> **TASK TO CARRY OUT**: Reproduce the material below line for line, without changing anything.

++++ RECORDS TO PROCESS ++++

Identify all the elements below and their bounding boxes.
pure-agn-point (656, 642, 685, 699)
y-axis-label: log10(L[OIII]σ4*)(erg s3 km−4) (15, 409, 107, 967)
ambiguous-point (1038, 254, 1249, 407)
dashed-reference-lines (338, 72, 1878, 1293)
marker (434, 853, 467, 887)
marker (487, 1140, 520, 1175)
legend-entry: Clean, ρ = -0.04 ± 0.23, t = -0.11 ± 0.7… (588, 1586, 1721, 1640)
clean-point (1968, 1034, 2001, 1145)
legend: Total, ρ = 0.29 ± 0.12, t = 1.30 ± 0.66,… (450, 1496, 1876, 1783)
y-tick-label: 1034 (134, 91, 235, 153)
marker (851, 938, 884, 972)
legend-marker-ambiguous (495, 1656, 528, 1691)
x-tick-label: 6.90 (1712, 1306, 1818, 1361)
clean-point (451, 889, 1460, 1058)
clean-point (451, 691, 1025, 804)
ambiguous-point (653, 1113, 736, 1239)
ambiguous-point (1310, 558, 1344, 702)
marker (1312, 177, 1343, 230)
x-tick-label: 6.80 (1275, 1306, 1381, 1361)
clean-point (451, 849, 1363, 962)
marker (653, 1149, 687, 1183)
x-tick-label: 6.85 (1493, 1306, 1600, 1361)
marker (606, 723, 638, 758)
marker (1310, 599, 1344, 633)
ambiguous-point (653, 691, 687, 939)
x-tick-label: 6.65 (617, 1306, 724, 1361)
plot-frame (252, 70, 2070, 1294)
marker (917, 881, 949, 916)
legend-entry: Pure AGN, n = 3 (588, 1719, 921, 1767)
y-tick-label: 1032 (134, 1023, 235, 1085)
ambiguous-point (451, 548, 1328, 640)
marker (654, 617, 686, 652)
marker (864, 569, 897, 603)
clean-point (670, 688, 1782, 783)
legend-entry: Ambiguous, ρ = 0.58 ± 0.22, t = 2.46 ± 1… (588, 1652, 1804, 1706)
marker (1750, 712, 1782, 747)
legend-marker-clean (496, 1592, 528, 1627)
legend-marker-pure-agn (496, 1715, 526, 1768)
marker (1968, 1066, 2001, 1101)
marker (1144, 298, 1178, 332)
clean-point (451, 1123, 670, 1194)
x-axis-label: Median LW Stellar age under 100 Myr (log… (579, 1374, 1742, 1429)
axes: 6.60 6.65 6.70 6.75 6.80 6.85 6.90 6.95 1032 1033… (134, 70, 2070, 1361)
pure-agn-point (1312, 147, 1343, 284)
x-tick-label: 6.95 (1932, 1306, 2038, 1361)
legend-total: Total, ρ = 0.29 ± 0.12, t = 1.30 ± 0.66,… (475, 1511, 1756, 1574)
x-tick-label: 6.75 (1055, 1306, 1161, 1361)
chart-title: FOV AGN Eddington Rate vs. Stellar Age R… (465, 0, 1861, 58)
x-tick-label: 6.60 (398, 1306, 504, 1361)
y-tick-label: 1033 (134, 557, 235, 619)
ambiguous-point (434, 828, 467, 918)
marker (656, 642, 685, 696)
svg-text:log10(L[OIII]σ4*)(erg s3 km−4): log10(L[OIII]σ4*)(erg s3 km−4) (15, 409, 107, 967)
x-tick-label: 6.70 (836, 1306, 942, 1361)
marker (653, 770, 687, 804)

++++

> **OUTPUT BELOW**:
Identify all the elements below and their bounding boxes.
pure-agn-point (656, 642, 685, 699)
y-axis-label: log10(L[OIII]σ4*)(erg s3 km−4) (15, 409, 107, 967)
ambiguous-point (1038, 254, 1249, 407)
dashed-reference-lines (338, 72, 1878, 1293)
marker (434, 853, 467, 887)
marker (487, 1140, 520, 1175)
legend-entry: Clean, ρ = -0.04 ± 0.23, t = -0.11 ± 0.7… (588, 1586, 1721, 1640)
clean-point (1968, 1034, 2001, 1145)
legend: Total, ρ = 0.29 ± 0.12, t = 1.30 ± 0.66,… (450, 1496, 1876, 1783)
y-tick-label: 1034 (134, 91, 235, 153)
marker (851, 938, 884, 972)
legend-marker-ambiguous (495, 1656, 528, 1691)
x-tick-label: 6.90 (1712, 1306, 1818, 1361)
clean-point (451, 889, 1460, 1058)
clean-point (451, 691, 1025, 804)
ambiguous-point (653, 1113, 736, 1239)
ambiguous-point (1310, 558, 1344, 702)
marker (1312, 177, 1343, 230)
x-tick-label: 6.80 (1275, 1306, 1381, 1361)
clean-point (451, 849, 1363, 962)
marker (653, 1149, 687, 1183)
x-tick-label: 6.85 (1493, 1306, 1600, 1361)
marker (606, 723, 638, 758)
marker (1310, 599, 1344, 633)
ambiguous-point (653, 691, 687, 939)
x-tick-label: 6.65 (617, 1306, 724, 1361)
plot-frame (252, 70, 2070, 1294)
marker (917, 881, 949, 916)
legend-entry: Pure AGN, n = 3 (588, 1719, 921, 1767)
y-tick-label: 1032 (134, 1023, 235, 1085)
ambiguous-point (451, 548, 1328, 640)
marker (654, 617, 686, 652)
marker (864, 569, 897, 603)
clean-point (670, 688, 1782, 783)
legend-entry: Ambiguous, ρ = 0.58 ± 0.22, t = 2.46 ± 1… (588, 1652, 1804, 1706)
marker (1750, 712, 1782, 747)
legend-marker-clean (496, 1592, 528, 1627)
legend-marker-pure-agn (496, 1715, 526, 1768)
marker (1968, 1066, 2001, 1101)
marker (1144, 298, 1178, 332)
clean-point (451, 1123, 670, 1194)
x-axis-label: Median LW Stellar age under 100 Myr (log… (579, 1374, 1742, 1429)
axes: 6.60 6.65 6.70 6.75 6.80 6.85 6.90 6.95 1032 1033… (134, 70, 2070, 1361)
pure-agn-point (1312, 147, 1343, 284)
x-tick-label: 6.95 (1932, 1306, 2038, 1361)
legend-total: Total, ρ = 0.29 ± 0.12, t = 1.30 ± 0.66,… (475, 1511, 1756, 1574)
x-tick-label: 6.75 (1055, 1306, 1161, 1361)
chart-title: FOV AGN Eddington Rate vs. Stellar Age R… (465, 0, 1861, 58)
x-tick-label: 6.60 (398, 1306, 504, 1361)
y-tick-label: 1033 (134, 557, 235, 619)
ambiguous-point (434, 828, 467, 918)
marker (656, 642, 685, 696)
svg-text:log10(L[OIII]σ4*)(erg s3 km−4): log10(L[OIII]σ4*)(erg s3 km−4) (15, 409, 107, 967)
x-tick-label: 6.70 (836, 1306, 942, 1361)
marker (653, 770, 687, 804)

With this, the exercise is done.